#### PASSAGE PROVIDED:
==========
I have been thinking about that old coach this week as I’ve watched President Obama ensure that America’s longest war – our eight years and counting in the graveyard of empires, Afghanistan – will last a good deal longer. Afghanistan is Obama’s war now and I cannot escape the feeling that the president has made the decision – for good or bad – that will define all the rest of his historic presidency. We all hope he got it right. There is a good chance he has made the mistake of trying to do too much.

A nagging sense of deja vu hangs over his decision. We have seen this movie before and, as one of the president’s critics from the right – George Will – suggests, we won’t like the way it ends. As an Idaho and Northwest history buff, I am also struck by a realization of something missing from the political debate aimed at defining the correct policy approach in Afghanistan and Pakistan. The missing element, it seems to me, is hard headed consideration of the limits of American power and influence. Deja vu all over again. We have seen this movie before, as well, and the end is not very satisfying.

An Idaho Perspective on Limits

Idaho has had two remarkable United States Senators who played major national and international roles in formulating our country’s foreign policy in the 20th Century. William Borah, a progressive Republican, served 33 years in the Senate and chaired the once-powerful Foreign Relations Committee in the 1920’s. Frank Church, a liberal Democrat, served 24 years in the Senate and chaired the same committee in the 1970’s.

The Idahoans wielded political power in vastly different times and a half century apart. In the broad sweep of history, we have to say both lost their fundamental battles to shape American attitudes about the limits of our power and influence. There is a direct link from that failure to the president standing in front of the cadet corps at West Point earlier this week.
==========
#### GIVEN ENTRIES:
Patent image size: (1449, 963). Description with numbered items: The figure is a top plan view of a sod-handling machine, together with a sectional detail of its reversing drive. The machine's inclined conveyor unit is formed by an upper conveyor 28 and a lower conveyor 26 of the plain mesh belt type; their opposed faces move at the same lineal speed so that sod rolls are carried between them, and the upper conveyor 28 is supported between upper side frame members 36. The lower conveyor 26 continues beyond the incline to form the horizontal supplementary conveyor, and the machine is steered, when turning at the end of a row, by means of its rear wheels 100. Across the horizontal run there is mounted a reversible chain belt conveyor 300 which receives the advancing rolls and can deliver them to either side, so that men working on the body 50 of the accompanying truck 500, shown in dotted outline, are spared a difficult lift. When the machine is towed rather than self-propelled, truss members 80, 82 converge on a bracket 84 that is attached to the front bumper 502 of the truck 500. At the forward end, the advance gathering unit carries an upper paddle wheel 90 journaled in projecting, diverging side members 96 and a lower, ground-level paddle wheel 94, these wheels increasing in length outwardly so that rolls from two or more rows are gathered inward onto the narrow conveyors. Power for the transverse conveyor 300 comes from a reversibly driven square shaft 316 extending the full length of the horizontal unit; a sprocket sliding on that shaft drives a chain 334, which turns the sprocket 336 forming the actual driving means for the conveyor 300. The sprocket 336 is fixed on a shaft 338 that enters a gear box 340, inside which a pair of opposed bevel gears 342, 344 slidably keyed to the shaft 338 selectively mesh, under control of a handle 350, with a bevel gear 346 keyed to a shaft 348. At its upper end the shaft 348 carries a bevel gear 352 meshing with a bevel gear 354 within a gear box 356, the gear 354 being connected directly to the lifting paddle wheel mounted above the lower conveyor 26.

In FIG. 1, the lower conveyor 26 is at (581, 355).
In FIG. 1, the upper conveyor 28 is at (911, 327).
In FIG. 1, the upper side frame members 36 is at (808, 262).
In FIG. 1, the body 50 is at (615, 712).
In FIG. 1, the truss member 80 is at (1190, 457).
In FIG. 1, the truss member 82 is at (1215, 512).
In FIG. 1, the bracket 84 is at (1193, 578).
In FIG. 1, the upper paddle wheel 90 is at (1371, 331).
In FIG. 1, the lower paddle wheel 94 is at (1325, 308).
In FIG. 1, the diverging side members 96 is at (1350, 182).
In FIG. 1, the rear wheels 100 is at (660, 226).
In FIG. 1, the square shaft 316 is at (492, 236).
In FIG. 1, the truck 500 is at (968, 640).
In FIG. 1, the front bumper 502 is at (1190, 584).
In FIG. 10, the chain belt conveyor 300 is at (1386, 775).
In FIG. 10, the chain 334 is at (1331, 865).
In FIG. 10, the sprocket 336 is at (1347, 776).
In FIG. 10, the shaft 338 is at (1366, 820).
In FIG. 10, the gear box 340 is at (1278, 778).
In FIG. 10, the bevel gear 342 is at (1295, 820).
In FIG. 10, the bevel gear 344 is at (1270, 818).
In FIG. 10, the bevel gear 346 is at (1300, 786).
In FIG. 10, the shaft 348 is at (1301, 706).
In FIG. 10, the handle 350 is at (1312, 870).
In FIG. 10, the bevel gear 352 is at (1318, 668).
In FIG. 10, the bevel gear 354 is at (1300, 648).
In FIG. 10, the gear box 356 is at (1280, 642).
==========
#### EXERCISE INSTRUCTIONS:
(a) Repeat word for word the part of the commentary that begins at the words "Idaho has had" and stops after "in the 1970’s.".
(b) Rename "sectional detail" as "cross-sectional detail" in the records, from their start through the line that contains "In FIG. 1, the upper conveyor". Give back only those lines, with nothing else changed.
The commentary and the records have nothing to do with each other.

#### TASK RESPONSES:
(a)
Idaho has had two remarkable United States Senators who played major national and international roles in formulating our country’s foreign policy in the 20th Century. William Borah, a progressive Republican, served 33 years in the Senate and chaired the once-powerful Foreign Relations Committee in the 1920’s. Frank Church, a liberal Democrat, served 24 years in the Senate and chaired the same committee in the 1970’s.

(b)
Patent image size: (1449, 963). Description with numbered items: The figure is a top plan view of a sod-handling machine, together with a cross-sectional detail of its reversing drive. The machine's inclined conveyor unit is formed by an upper conveyor 28 and a lower conveyor 26 of the plain mesh belt type; their opposed faces move at the same lineal speed so that sod rolls are carried between them, and the upper conveyor 28 is supported between upper side frame members 36. The lower conveyor 26 continues beyond the incline to form the horizontal supplementary conveyor, and the machine is steered, when turning at the end of a row, by means of its rear wheels 100. Across the horizontal run there is mounted a reversible chain belt conveyor 300 which receives the advancing rolls and can deliver them to either side, so that men working on the body 50 of the accompanying truck 500, shown in dotted outline, are spared a difficult lift. When the machine is towed rather than self-propelled, truss members 80, 82 converge on a bracket 84 that is attached to the front bumper 502 of the truck 500. At the forward end, the advance gathering unit carries an upper paddle wheel 90 journaled in projecting, diverging side members 96 and a lower, ground-level paddle wheel 94, these wheels increasing in length outwardly so that rolls from two or more rows are gathered inward onto the narrow conveyors. Power for the transverse conveyor 300 comes from a reversibly driven square shaft 316 extending the full length of the horizontal unit; a sprocket sliding on that shaft drives a chain 334, which turns the sprocket 336 forming the actual driving means for the conveyor 300. The sprocket 336 is fixed on a shaft 338 that enters a gear box 340, inside which a pair of opposed bevel gears 342, 344 slidably keyed to the shaft 338 selectively mesh, under control of a handle 350, with a bevel gear 346 keyed to a shaft 348. At its upper end the shaft 348 carries a bevel gear 352 meshing with a bevel gear 354 within a gear box 356, the gear 354 being connected directly to the lifting paddle wheel mounted above the lower conveyor 26.

In FIG. 1, the lower conveyor 26 is at (581, 355).
In FIG. 1, the upper conveyor 28 is at (911, 327).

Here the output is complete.